Repeat each entry word for word. Leave any images out of the copy.
## Begin
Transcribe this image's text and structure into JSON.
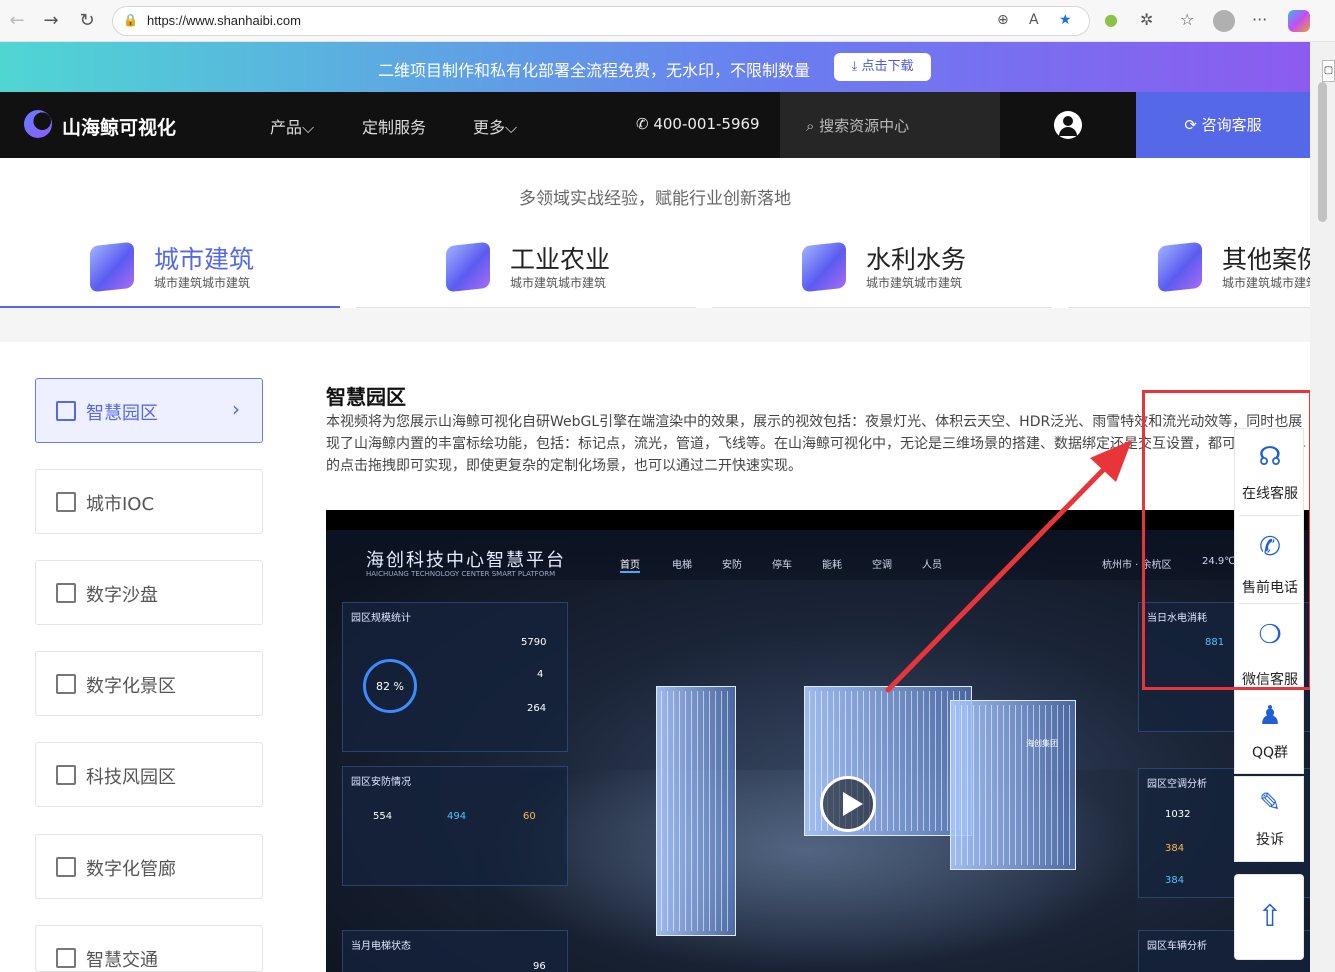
{
  "browser": {
    "url": "https://www.shanhaibi.com"
  },
  "promo": {
    "text": "二维项目制作和私有化部署全流程免费，无水印，不限制数量",
    "download_label": "点击下载"
  },
  "topnav": {
    "brand": "山海鲸可视化",
    "items": [
      {
        "label": "产品⌵"
      },
      {
        "label": "定制服务"
      },
      {
        "label": "更多⌵"
      }
    ],
    "phone": "400-001-5969",
    "search_placeholder": "搜索资源中心",
    "consult_label": "咨询客服"
  },
  "section": {
    "subtitle": "多领域实战经验，赋能行业创新落地",
    "categories": [
      {
        "title": "城市建筑",
        "sub": "城市建筑城市建筑"
      },
      {
        "title": "工业农业",
        "sub": "城市建筑城市建筑"
      },
      {
        "title": "水利水务",
        "sub": "城市建筑城市建筑"
      },
      {
        "title": "其他案例",
        "sub": "城市建筑城市建筑"
      }
    ]
  },
  "sidebar": {
    "items": [
      {
        "label": "智慧园区"
      },
      {
        "label": "城市IOC"
      },
      {
        "label": "数字沙盘"
      },
      {
        "label": "数字化景区"
      },
      {
        "label": "科技风园区"
      },
      {
        "label": "数字化管廊"
      },
      {
        "label": "智慧交通"
      }
    ]
  },
  "main": {
    "title": "智慧园区",
    "description": "本视频将为您展示山海鲸可视化自研WebGL引擎在端渲染中的效果，展示的视效包括：夜景灯光、体积云天空、HDR泛光、雨雪特效和流光动效等，同时也展现了山海鲸内置的丰富标绘功能，包括：标记点，流光，管道，飞线等。在山海鲸可视化中，无论是三维场景的搭建、数据绑定还是交互设置，都可以通过简单的点击拖拽即可实现，即使更复杂的定制化场景，也可以通过二开快速实现。"
  },
  "video": {
    "title": "海创科技中心智慧平台",
    "subtitle": "HAICHUANG TECHNOLOGY CENTER SMART PLATFORM",
    "nav": [
      "首页",
      "电梯",
      "安防",
      "停车",
      "能耗",
      "空调",
      "人员"
    ],
    "location": "杭州市 · 余杭区",
    "temperature": "24.9℃",
    "panel1_title": "园区规模统计",
    "stat_ring": "82 %",
    "stat_area": "5790",
    "stat_buildings": "4",
    "stat_offices": "264",
    "panel2_title": "园区安防情况",
    "monitor_total": "554",
    "monitor_normal": "494",
    "monitor_fault": "60",
    "panel3_title": "当月电梯状态",
    "elevator_value": "96",
    "right1_title": "当日水电消耗",
    "right1_value": "881",
    "right2_title": "园区空调分析",
    "ac_total": "1032",
    "ac_on": "384",
    "ac_off": "384",
    "right3_title": "园区车辆分析",
    "building_label": "海创集团"
  },
  "service": {
    "online": "在线客服",
    "presale": "售前电话",
    "wechat": "微信客服",
    "qq": "QQ群",
    "complaint": "投诉"
  },
  "colors": {
    "accent": "#5468e8",
    "highlight": "#e8353a",
    "service_icon": "#1f5fd6"
  }
}
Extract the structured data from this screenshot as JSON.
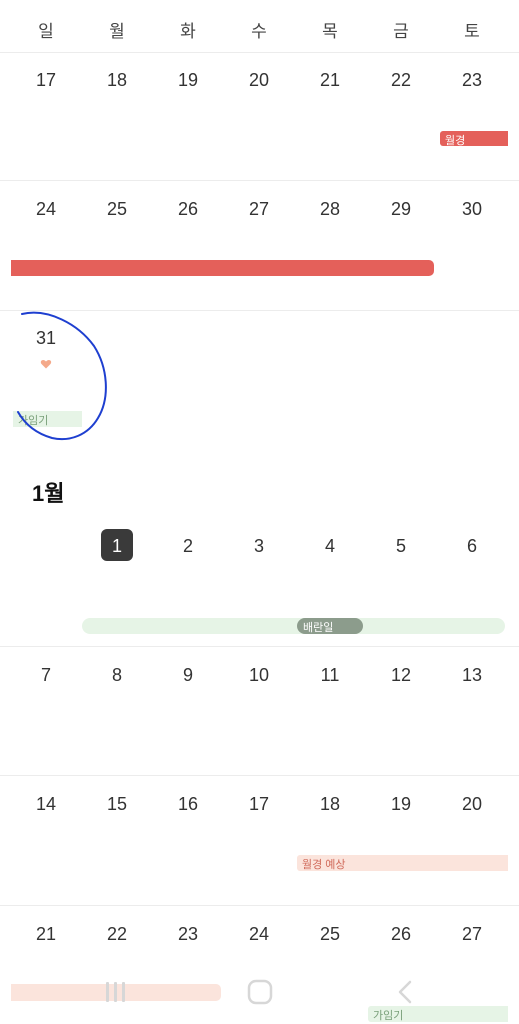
{
  "weekdays": [
    "일",
    "월",
    "화",
    "수",
    "목",
    "금",
    "토"
  ],
  "weeks": [
    {
      "days": [
        "17",
        "18",
        "19",
        "20",
        "21",
        "22",
        "23"
      ]
    },
    {
      "days": [
        "24",
        "25",
        "26",
        "27",
        "28",
        "29",
        "30"
      ]
    },
    {
      "days": [
        "31"
      ]
    }
  ],
  "month_label": "1월",
  "jan_weeks": [
    {
      "days": [
        "1",
        "2",
        "3",
        "4",
        "5",
        "6"
      ]
    },
    {
      "days": [
        "7",
        "8",
        "9",
        "10",
        "11",
        "12",
        "13"
      ]
    },
    {
      "days": [
        "14",
        "15",
        "16",
        "17",
        "18",
        "19",
        "20"
      ]
    },
    {
      "days": [
        "21",
        "22",
        "23",
        "24",
        "25",
        "26",
        "27"
      ]
    }
  ],
  "events": {
    "period_sat": "월경",
    "fertile_31": "가임기",
    "ovulation": "배란일",
    "period_expected": "월경 예상",
    "fertile_26": "가임기"
  },
  "colors": {
    "period": "#e4605a",
    "fertile": "#e6f4e6",
    "ovulation_marker": "#8c9c8c",
    "expected": "#fbe4dc",
    "today": "#3a3a3a",
    "heart": "#f4a98a",
    "annotation": "#1e3fd0"
  },
  "icons": {
    "note_marker": "heart-icon",
    "nav_recent": "recent-apps-icon",
    "nav_home": "home-icon",
    "nav_back": "back-icon"
  }
}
## End
### Written solution
Transcribe this image's text and structure into JSON.
{
  "browser": {
    "url": "https://www.shanhaibi.com"
  },
  "promo": {
    "text": "二维项目制作和私有化部署全流程免费，无水印，不限制数量",
    "download_label": "点击下载"
  },
  "topnav": {
    "brand": "山海鲸可视化",
    "items": [
      {
        "label": "产品⌵"
      },
      {
        "label": "定制服务"
      },
      {
        "label": "更多⌵"
      }
    ],
    "phone": "400-001-5969",
    "search_placeholder": "搜索资源中心",
    "consult_label": "咨询客服"
  },
  "section": {
    "subtitle": "多领域实战经验，赋能行业创新落地",
    "categories": [
      {
        "title": "城市建筑",
        "sub": "城市建筑城市建筑"
      },
      {
        "title": "工业农业",
        "sub": "城市建筑城市建筑"
      },
      {
        "title": "水利水务",
        "sub": "城市建筑城市建筑"
      },
      {
        "title": "其他案例",
        "sub": "城市建筑城市建筑"
      }
    ]
  },
  "sidebar": {
    "items": [
      {
        "label": "智慧园区"
      },
      {
        "label": "城市IOC"
      },
      {
        "label": "数字沙盘"
      },
      {
        "label": "数字化景区"
      },
      {
        "label": "科技风园区"
      },
      {
        "label": "数字化管廊"
      },
      {
        "label": "智慧交通"
      }
    ]
  },
  "main": {
    "title": "智慧园区",
    "description": "本视频将为您展示山海鲸可视化自研WebGL引擎在端渲染中的效果，展示的视效包括：夜景灯光、体积云天空、HDR泛光、雨雪特效和流光动效等，同时也展现了山海鲸内置的丰富标绘功能，包括：标记点，流光，管道，飞线等。在山海鲸可视化中，无论是三维场景的搭建、数据绑定还是交互设置，都可以通过简单的点击拖拽即可实现，即使更复杂的定制化场景，也可以通过二开快速实现。"
  },
  "video": {
    "title": "海创科技中心智慧平台",
    "subtitle": "HAICHUANG TECHNOLOGY CENTER SMART PLATFORM",
    "nav": [
      "首页",
      "电梯",
      "安防",
      "停车",
      "能耗",
      "空调",
      "人员"
    ],
    "location": "杭州市 · 余杭区",
    "temperature": "24.9℃",
    "panel1_title": "园区规模统计",
    "stat_ring": "82 %",
    "stat_area": "5790",
    "stat_buildings": "4",
    "stat_offices": "264",
    "panel2_title": "园区安防情况",
    "monitor_total": "554",
    "monitor_normal": "494",
    "monitor_fault": "60",
    "panel3_title": "当月电梯状态",
    "elevator_value": "96",
    "right1_title": "当日水电消耗",
    "right1_value": "881",
    "right2_title": "园区空调分析",
    "ac_total": "1032",
    "ac_on": "384",
    "ac_off": "384",
    "right3_title": "园区车辆分析",
    "building_label": "海创集团"
  },
  "service": {
    "online": "在线客服",
    "presale": "售前电话",
    "wechat": "微信客服",
    "qq": "QQ群",
    "complaint": "投诉"
  },
  "colors": {
    "accent": "#5468e8",
    "highlight": "#e8353a",
    "service_icon": "#1f5fd6"
  }
}
Extract the structured data from this screenshot as JSON.
{
  "weekdays": [
    "일",
    "월",
    "화",
    "수",
    "목",
    "금",
    "토"
  ],
  "weeks": [
    {
      "days": [
        "17",
        "18",
        "19",
        "20",
        "21",
        "22",
        "23"
      ]
    },
    {
      "days": [
        "24",
        "25",
        "26",
        "27",
        "28",
        "29",
        "30"
      ]
    },
    {
      "days": [
        "31"
      ]
    }
  ],
  "month_label": "1월",
  "jan_weeks": [
    {
      "days": [
        "1",
        "2",
        "3",
        "4",
        "5",
        "6"
      ]
    },
    {
      "days": [
        "7",
        "8",
        "9",
        "10",
        "11",
        "12",
        "13"
      ]
    },
    {
      "days": [
        "14",
        "15",
        "16",
        "17",
        "18",
        "19",
        "20"
      ]
    },
    {
      "days": [
        "21",
        "22",
        "23",
        "24",
        "25",
        "26",
        "27"
      ]
    }
  ],
  "events": {
    "period_sat": "월경",
    "fertile_31": "가임기",
    "ovulation": "배란일",
    "period_expected": "월경 예상",
    "fertile_26": "가임기"
  },
  "colors": {
    "period": "#e4605a",
    "fertile": "#e6f4e6",
    "ovulation_marker": "#8c9c8c",
    "expected": "#fbe4dc",
    "today": "#3a3a3a",
    "heart": "#f4a98a",
    "annotation": "#1e3fd0"
  },
  "icons": {
    "note_marker": "heart-icon",
    "nav_recent": "recent-apps-icon",
    "nav_home": "home-icon",
    "nav_back": "back-icon"
  }
}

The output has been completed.